Short task: Using the data below, copy every line that contains the word "отраслевой".

Input for this task:
§
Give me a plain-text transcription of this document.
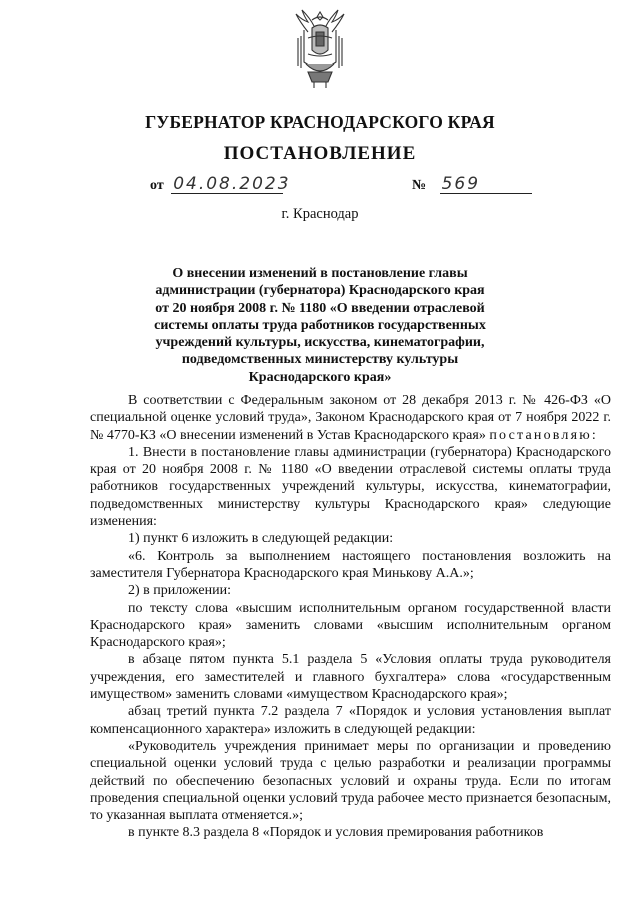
ГУБЕРНАТОР КРАСНОДАРСКОГО КРАЯ
ПОСТАНОВЛЕНИЕ
от 04.08.2023	№ 569
г. Краснодар
О внесении изменений в постановление главы
администрации (губернатора) Краснодарского края
от 20 ноября 2008 г. № 1180 «О введении отраслевой
системы оплаты труда работников государственных
учреждений культуры, искусства, кинематографии,
подведомственных министерству культуры
Краснодарского края»

В соответствии с Федеральным законом от 28 декабря 2013 г. № 426-ФЗ «О специальной оценке условий труда», Законом Краснодарского края от 7 ноября 2022 г. № 4770-КЗ «О внесении изменений в Устав Краснодарского края» постановляю:

1. Внести в постановление главы администрации (губернатора) Краснодарского края от 20 ноября 2008 г. № 1180 «О введении отраслевой системы оплаты труда работников государственных учреждений культуры, искусства, кинематографии, подведомственных министерству культуры Краснодарского края» следующие изменения:

1) пункт 6 изложить в следующей редакции:

«6. Контроль за выполнением настоящего постановления возложить на заместителя Губернатора Краснодарского края Минькову А.А.»;

2) в приложении:

по тексту слова «высшим исполнительным органом государственной власти Краснодарского края» заменить словами «высшим исполнительным органом Краснодарского края»;

в абзаце пятом пункта 5.1 раздела 5 «Условия оплаты труда руководителя учреждения, его заместителей и главного бухгалтера» слова «государственным имуществом» заменить словами «имуществом Краснодарского края»;

абзац третий пункта 7.2 раздела 7 «Порядок и условия установления выплат компенсационного характера» изложить в следующей редакции:

«Руководитель учреждения принимает меры по организации и проведению специальной оценки условий труда с целью разработки и реализации программы действий по обеспечению безопасных условий и охраны труда. Если по итогам проведения специальной оценки условий труда рабочее место признается безопасным, то указанная выплата отменяется.»;

в пункте 8.3 раздела 8 «Порядок и условия премирования работников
§
Worked answer:
от 20 ноября 2008 г. № 1180 «О введении отраслевой
1. Внести в постановление главы администрации (губернатора) Краснодарского края от 20 ноября 2008 г. № 1180 «О введении отраслевой системы оплаты труда работников государственных учреждений культуры, искусства, кинематографии, подведомственных министерству культуры Краснодарского края» следующие изменения:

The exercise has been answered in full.